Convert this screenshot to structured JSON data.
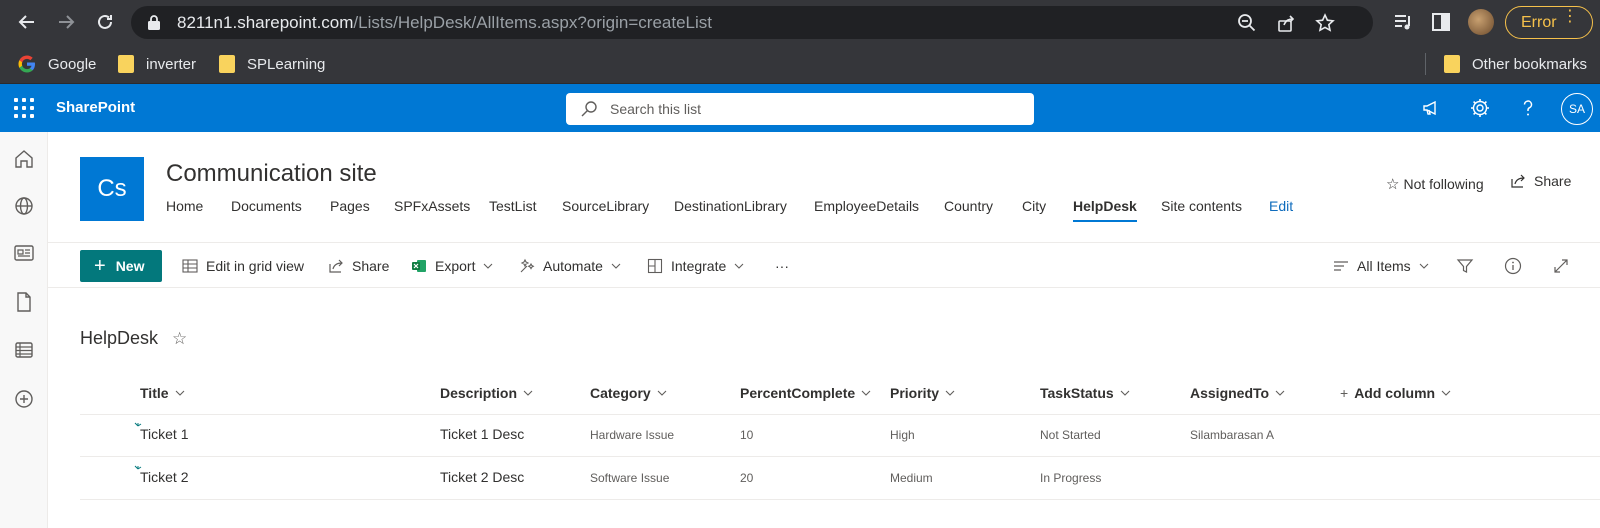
{
  "browser": {
    "url_host": "8211n1.sharepoint.com",
    "url_path": "/Lists/HelpDesk/AllItems.aspx?origin=createList",
    "error_label": "Error",
    "bookmarks": [
      "Google",
      "inverter",
      "SPLearning"
    ],
    "other_bookmarks": "Other bookmarks"
  },
  "suite": {
    "brand": "SharePoint",
    "search_placeholder": "Search this list",
    "user_initials": "SA"
  },
  "site": {
    "logo_initials": "Cs",
    "title": "Communication site",
    "nav": [
      "Home",
      "Documents",
      "Pages",
      "SPFxAssets",
      "TestList",
      "SourceLibrary",
      "DestinationLibrary",
      "EmployeeDetails",
      "Country",
      "City",
      "HelpDesk",
      "Site contents",
      "Edit"
    ],
    "active_nav": "HelpDesk",
    "follow_label": "Not following",
    "share_label": "Share"
  },
  "commands": {
    "new": "New",
    "edit_grid": "Edit in grid view",
    "share": "Share",
    "export": "Export",
    "automate": "Automate",
    "integrate": "Integrate",
    "more": "···",
    "view": "All Items"
  },
  "list": {
    "title": "HelpDesk",
    "columns": [
      "Title",
      "Description",
      "Category",
      "PercentComplete",
      "Priority",
      "TaskStatus",
      "AssignedTo",
      "Add column"
    ],
    "rows": [
      {
        "title": "Ticket 1",
        "description": "Ticket 1 Desc",
        "category": "Hardware Issue",
        "percent": "10",
        "priority": "High",
        "status": "Not Started",
        "assigned": "Silambarasan A"
      },
      {
        "title": "Ticket 2",
        "description": "Ticket 2 Desc",
        "category": "Software Issue",
        "percent": "20",
        "priority": "Medium",
        "status": "In Progress",
        "assigned": ""
      }
    ]
  },
  "colors": {
    "suite_blue": "#0078d4",
    "new_button": "#03787c",
    "browser_chrome": "#35363a"
  }
}
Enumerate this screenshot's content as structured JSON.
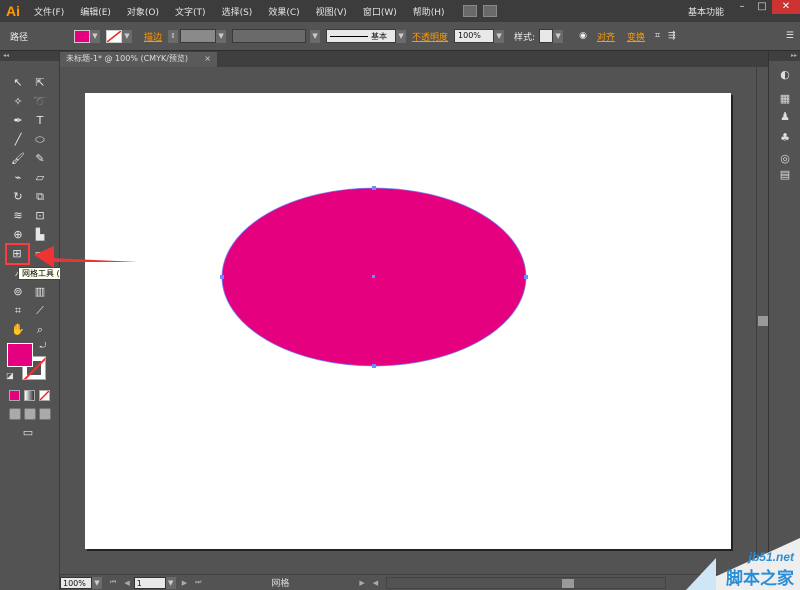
{
  "app": {
    "logo": "Ai",
    "workspace": "基本功能",
    "window_buttons": [
      "–",
      "□",
      "✕"
    ]
  },
  "menu": [
    "文件(F)",
    "编辑(E)",
    "对象(O)",
    "文字(T)",
    "选择(S)",
    "效果(C)",
    "视图(V)",
    "窗口(W)",
    "帮助(H)"
  ],
  "control": {
    "selection_label": "路径",
    "fill_color": "#e4007f",
    "stroke_link": "描边",
    "stroke_profile_label": "基本",
    "opacity_link": "不透明度",
    "opacity_value": "100%",
    "style_label": "样式:",
    "align_link": "对齐",
    "transform_link": "变换"
  },
  "document": {
    "tab_title": "未标题-1* @ 100% (CMYK/预览)",
    "tab_close": "×"
  },
  "tooltip": "网格工具 (U)",
  "status": {
    "zoom": "100%",
    "artboard": "1",
    "current_tool": "网格"
  },
  "colors": {
    "accent_orange": "#ff9a00",
    "fill": "#e4007f",
    "highlight_red": "#ff3b3b",
    "anchor_blue": "#6c8cff"
  },
  "icons": {
    "tools": [
      "selection-icon",
      "direct-selection-icon",
      "magic-wand-icon",
      "lasso-icon",
      "pen-icon",
      "type-icon",
      "line-icon",
      "ellipse-icon",
      "paintbrush-icon",
      "pencil-icon",
      "blob-brush-icon",
      "eraser-icon",
      "rotate-icon",
      "scale-icon",
      "warp-icon",
      "free-transform-icon",
      "shape-builder-icon",
      "perspective-grid-icon",
      "mesh-icon",
      "gradient-icon",
      "eyedropper-icon",
      "blend-icon",
      "symbol-sprayer-icon",
      "column-graph-icon",
      "artboard-icon",
      "slice-icon",
      "hand-icon",
      "zoom-icon"
    ],
    "dock": [
      "color-panel-icon",
      "swatches-icon",
      "brushes-icon",
      "symbols-icon",
      "appearance-icon",
      "layers-icon"
    ]
  },
  "watermark": {
    "url": "jb51.net",
    "name": "脚本之家"
  }
}
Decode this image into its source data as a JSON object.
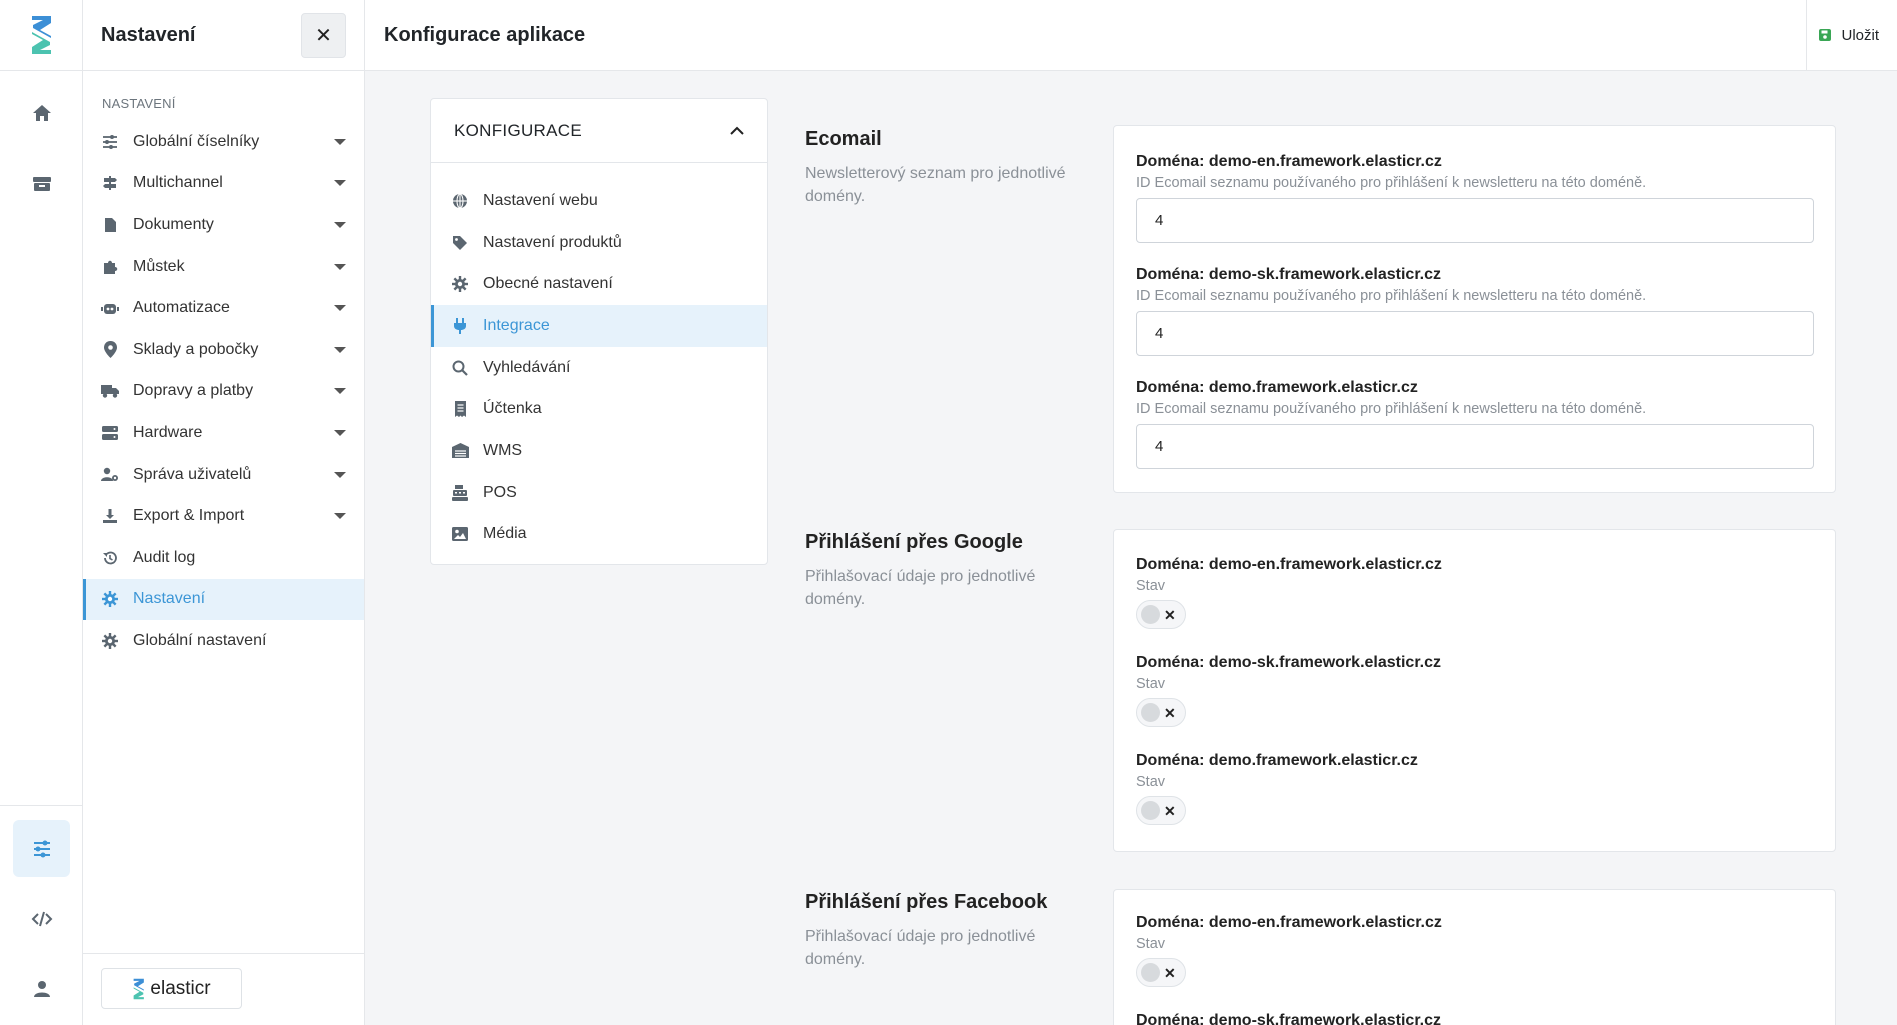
{
  "brand": {
    "name": "elasticr"
  },
  "sidebar": {
    "title": "Nastavení",
    "section_label": "NASTAVENÍ",
    "items": [
      {
        "label": "Globální číselníky",
        "icon": "sliders-icon",
        "has_caret": true
      },
      {
        "label": "Multichannel",
        "icon": "signpost-icon",
        "has_caret": true
      },
      {
        "label": "Dokumenty",
        "icon": "file-icon",
        "has_caret": true
      },
      {
        "label": "Můstek",
        "icon": "puzzle-icon",
        "has_caret": true
      },
      {
        "label": "Automatizace",
        "icon": "robot-icon",
        "has_caret": true
      },
      {
        "label": "Sklady a pobočky",
        "icon": "map-pin-icon",
        "has_caret": true
      },
      {
        "label": "Dopravy a platby",
        "icon": "truck-icon",
        "has_caret": true
      },
      {
        "label": "Hardware",
        "icon": "server-icon",
        "has_caret": true
      },
      {
        "label": "Správa uživatelů",
        "icon": "users-cog-icon",
        "has_caret": true
      },
      {
        "label": "Export & Import",
        "icon": "download-icon",
        "has_caret": true
      },
      {
        "label": "Audit log",
        "icon": "history-icon",
        "has_caret": false
      },
      {
        "label": "Nastavení",
        "icon": "gear-icon",
        "has_caret": false,
        "active": true
      },
      {
        "label": "Globální nastavení",
        "icon": "gear-icon",
        "has_caret": false
      }
    ]
  },
  "topbar": {
    "title": "Konfigurace aplikace",
    "save_label": "Uložit"
  },
  "config_menu": {
    "title": "KONFIGURACE",
    "items": [
      {
        "label": "Nastavení webu",
        "icon": "globe-icon"
      },
      {
        "label": "Nastavení produktů",
        "icon": "tag-icon"
      },
      {
        "label": "Obecné nastavení",
        "icon": "gear-icon"
      },
      {
        "label": "Integrace",
        "icon": "plug-icon",
        "active": true
      },
      {
        "label": "Vyhledávání",
        "icon": "search-icon"
      },
      {
        "label": "Účtenka",
        "icon": "receipt-icon"
      },
      {
        "label": "WMS",
        "icon": "warehouse-icon"
      },
      {
        "label": "POS",
        "icon": "cash-register-icon"
      },
      {
        "label": "Média",
        "icon": "image-icon"
      }
    ]
  },
  "sections": {
    "ecomail": {
      "title": "Ecomail",
      "description": "Newsletterový seznam pro jednotlivé domény.",
      "fields": [
        {
          "label": "Doména: demo-en.framework.elasticr.cz",
          "hint": "ID Ecomail seznamu používaného pro přihlášení k newsletteru na této doméně.",
          "value": "4"
        },
        {
          "label": "Doména: demo-sk.framework.elasticr.cz",
          "hint": "ID Ecomail seznamu používaného pro přihlášení k newsletteru na této doméně.",
          "value": "4"
        },
        {
          "label": "Doména: demo.framework.elasticr.cz",
          "hint": "ID Ecomail seznamu používaného pro přihlášení k newsletteru na této doméně.",
          "value": "4"
        }
      ]
    },
    "google": {
      "title": "Přihlášení přes Google",
      "description": "Přihlašovací údaje pro jednotlivé domény.",
      "fields": [
        {
          "label": "Doména: demo-en.framework.elasticr.cz",
          "state_label": "Stav",
          "enabled": false
        },
        {
          "label": "Doména: demo-sk.framework.elasticr.cz",
          "state_label": "Stav",
          "enabled": false
        },
        {
          "label": "Doména: demo.framework.elasticr.cz",
          "state_label": "Stav",
          "enabled": false
        }
      ]
    },
    "facebook": {
      "title": "Přihlášení přes Facebook",
      "description": "Přihlašovací údaje pro jednotlivé domény.",
      "fields": [
        {
          "label": "Doména: demo-en.framework.elasticr.cz",
          "state_label": "Stav",
          "enabled": false
        },
        {
          "label": "Doména: demo-sk.framework.elasticr.cz"
        }
      ]
    }
  },
  "colors": {
    "accent": "#3c96d6",
    "active_bg": "#e6f2fb",
    "logo_teal": "#4cc3b0",
    "logo_blue": "#3c8fd6",
    "save_green": "#3aa655"
  }
}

· · ·

SET PROBLEM.
Scan the listing above for the word "data" and copy every line that holds it.

EXPECTED OUTPUT.
Convert this screenshot to structured JSON data.
Decode this image into its source data as a JSON object.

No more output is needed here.